(Rows from a figure dataset)

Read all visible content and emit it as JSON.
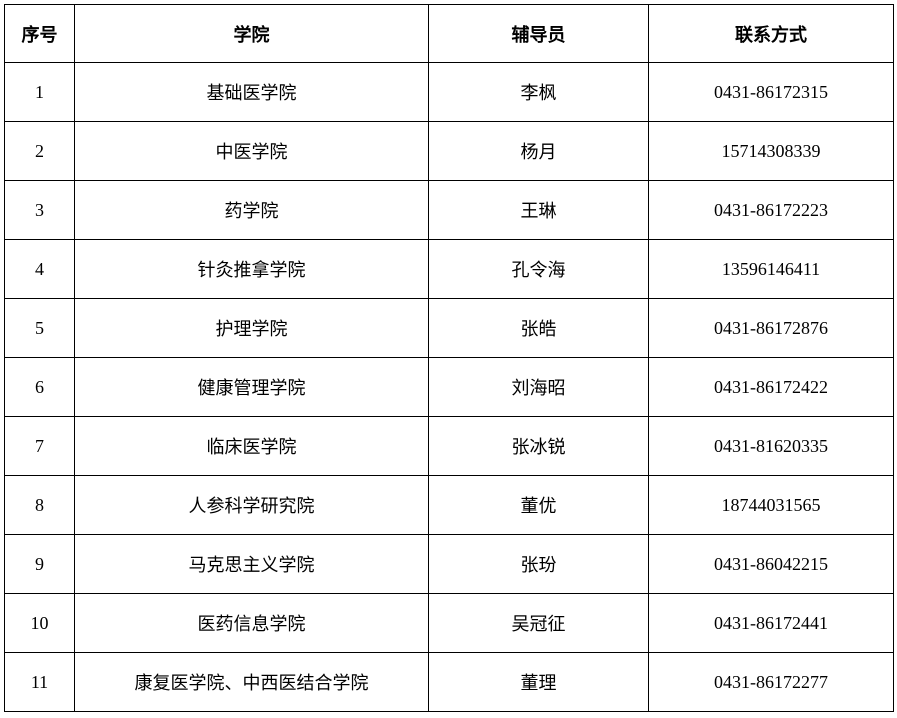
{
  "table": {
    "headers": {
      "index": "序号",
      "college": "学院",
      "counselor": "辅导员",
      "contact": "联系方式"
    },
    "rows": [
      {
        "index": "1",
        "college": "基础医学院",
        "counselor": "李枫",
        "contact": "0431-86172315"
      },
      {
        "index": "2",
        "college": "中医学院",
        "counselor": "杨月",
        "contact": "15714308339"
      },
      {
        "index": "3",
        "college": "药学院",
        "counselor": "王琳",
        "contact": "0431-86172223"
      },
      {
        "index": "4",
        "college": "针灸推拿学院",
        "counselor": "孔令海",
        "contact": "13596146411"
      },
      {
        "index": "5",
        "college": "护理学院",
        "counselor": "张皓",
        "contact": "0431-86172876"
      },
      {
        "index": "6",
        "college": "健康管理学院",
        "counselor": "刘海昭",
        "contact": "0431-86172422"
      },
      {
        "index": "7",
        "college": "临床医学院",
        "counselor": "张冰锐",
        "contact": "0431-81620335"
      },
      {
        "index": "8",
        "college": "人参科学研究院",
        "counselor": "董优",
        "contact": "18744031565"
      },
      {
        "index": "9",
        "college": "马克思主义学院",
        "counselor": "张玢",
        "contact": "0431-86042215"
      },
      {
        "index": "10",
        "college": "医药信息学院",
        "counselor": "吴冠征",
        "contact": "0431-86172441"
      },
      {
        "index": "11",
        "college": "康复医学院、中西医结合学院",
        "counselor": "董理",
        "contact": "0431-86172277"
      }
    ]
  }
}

---

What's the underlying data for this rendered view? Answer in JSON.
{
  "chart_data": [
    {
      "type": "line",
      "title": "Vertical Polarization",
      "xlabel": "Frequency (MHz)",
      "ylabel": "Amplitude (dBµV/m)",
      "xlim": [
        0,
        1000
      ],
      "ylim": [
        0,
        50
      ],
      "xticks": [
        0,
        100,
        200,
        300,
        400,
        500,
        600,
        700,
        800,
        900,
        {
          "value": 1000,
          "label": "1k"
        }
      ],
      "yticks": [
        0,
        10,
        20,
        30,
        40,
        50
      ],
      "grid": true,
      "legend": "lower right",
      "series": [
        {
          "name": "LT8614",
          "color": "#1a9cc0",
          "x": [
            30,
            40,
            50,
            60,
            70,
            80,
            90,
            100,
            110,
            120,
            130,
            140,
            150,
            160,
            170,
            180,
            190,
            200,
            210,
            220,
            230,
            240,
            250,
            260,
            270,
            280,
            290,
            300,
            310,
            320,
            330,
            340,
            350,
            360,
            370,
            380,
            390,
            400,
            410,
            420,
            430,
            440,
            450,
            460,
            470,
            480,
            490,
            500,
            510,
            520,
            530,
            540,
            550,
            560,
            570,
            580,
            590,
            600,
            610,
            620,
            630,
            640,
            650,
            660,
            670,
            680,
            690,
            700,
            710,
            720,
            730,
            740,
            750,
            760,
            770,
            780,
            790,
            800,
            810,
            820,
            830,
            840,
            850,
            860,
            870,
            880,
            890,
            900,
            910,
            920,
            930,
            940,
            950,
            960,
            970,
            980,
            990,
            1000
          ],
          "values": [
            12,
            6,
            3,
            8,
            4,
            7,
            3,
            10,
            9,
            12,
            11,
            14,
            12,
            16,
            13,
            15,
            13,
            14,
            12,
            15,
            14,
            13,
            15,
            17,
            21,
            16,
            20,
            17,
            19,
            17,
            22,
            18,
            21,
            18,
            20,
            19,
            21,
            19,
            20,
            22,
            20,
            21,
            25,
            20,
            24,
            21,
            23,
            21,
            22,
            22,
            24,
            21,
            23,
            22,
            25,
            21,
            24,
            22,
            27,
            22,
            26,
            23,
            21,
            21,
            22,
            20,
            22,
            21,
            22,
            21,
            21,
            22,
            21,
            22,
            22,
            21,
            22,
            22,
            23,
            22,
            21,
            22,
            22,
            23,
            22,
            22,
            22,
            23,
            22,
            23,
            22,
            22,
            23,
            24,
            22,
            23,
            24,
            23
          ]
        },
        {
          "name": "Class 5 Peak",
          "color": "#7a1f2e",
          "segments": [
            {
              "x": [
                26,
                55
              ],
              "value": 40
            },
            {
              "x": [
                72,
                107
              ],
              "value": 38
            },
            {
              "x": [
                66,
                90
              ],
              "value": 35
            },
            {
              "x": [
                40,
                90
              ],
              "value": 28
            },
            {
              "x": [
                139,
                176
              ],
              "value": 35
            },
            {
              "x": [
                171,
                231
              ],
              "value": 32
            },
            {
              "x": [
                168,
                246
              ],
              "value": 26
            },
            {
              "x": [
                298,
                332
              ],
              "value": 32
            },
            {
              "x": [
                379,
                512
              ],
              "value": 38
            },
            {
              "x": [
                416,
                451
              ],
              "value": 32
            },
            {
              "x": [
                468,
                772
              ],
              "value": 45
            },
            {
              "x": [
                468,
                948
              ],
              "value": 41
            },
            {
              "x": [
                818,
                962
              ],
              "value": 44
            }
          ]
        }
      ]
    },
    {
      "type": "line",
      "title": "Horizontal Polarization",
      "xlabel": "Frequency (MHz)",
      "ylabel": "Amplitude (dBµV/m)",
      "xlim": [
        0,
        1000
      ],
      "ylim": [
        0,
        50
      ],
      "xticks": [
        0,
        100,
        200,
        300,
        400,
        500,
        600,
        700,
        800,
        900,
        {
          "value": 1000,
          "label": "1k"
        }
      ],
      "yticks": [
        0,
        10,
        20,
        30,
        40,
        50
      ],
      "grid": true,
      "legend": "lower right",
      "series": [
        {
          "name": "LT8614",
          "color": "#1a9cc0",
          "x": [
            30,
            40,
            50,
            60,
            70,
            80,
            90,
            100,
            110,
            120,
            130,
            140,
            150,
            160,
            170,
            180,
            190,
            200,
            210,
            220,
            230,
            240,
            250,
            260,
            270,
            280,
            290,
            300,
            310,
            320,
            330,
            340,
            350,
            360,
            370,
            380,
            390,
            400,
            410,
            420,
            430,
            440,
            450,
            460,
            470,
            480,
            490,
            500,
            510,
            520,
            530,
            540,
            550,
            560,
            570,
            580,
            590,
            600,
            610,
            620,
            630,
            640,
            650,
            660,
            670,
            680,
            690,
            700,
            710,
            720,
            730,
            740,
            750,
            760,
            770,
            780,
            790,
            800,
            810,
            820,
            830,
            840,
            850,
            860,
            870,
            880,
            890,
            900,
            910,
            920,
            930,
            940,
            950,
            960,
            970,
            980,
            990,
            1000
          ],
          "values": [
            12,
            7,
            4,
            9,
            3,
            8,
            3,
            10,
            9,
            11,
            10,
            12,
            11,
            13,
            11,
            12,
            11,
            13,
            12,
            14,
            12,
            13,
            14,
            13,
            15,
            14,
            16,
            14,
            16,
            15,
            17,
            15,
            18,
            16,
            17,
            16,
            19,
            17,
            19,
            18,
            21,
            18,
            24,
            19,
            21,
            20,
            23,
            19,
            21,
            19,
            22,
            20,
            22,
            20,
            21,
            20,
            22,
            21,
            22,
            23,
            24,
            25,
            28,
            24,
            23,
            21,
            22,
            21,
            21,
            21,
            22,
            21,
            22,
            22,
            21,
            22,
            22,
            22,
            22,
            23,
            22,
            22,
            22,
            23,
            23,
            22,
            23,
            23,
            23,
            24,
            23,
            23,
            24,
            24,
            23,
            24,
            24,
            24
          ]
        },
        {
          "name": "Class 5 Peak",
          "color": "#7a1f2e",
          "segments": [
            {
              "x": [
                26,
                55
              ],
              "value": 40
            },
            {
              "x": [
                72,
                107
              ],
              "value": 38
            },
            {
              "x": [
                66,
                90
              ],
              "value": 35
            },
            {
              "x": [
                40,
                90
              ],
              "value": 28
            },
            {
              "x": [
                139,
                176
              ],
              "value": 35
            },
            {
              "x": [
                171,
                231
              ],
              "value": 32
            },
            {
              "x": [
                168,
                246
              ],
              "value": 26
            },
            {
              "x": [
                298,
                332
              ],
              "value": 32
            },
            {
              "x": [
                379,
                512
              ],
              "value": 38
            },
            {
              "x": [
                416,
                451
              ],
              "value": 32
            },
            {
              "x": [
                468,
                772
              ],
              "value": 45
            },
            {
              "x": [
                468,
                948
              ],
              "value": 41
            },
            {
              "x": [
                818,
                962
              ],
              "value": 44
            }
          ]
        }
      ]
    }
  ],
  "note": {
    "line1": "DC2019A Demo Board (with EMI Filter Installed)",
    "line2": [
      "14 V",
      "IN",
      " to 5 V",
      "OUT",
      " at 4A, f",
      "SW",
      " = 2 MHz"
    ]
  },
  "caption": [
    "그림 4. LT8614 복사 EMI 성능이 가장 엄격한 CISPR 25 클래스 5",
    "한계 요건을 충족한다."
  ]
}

Do this => Return every line above in which the string "contact" occurs.

Answer to this task =>
      "contact": "联系方式"
        "contact": "0431-86172315"
        "contact": "15714308339"
        "contact": "0431-86172223"
        "contact": "13596146411"
        "contact": "0431-86172876"
        "contact": "0431-86172422"
        "contact": "0431-81620335"
        "contact": "18744031565"
        "contact": "0431-86042215"
        "contact": "0431-86172441"
        "contact": "0431-86172277"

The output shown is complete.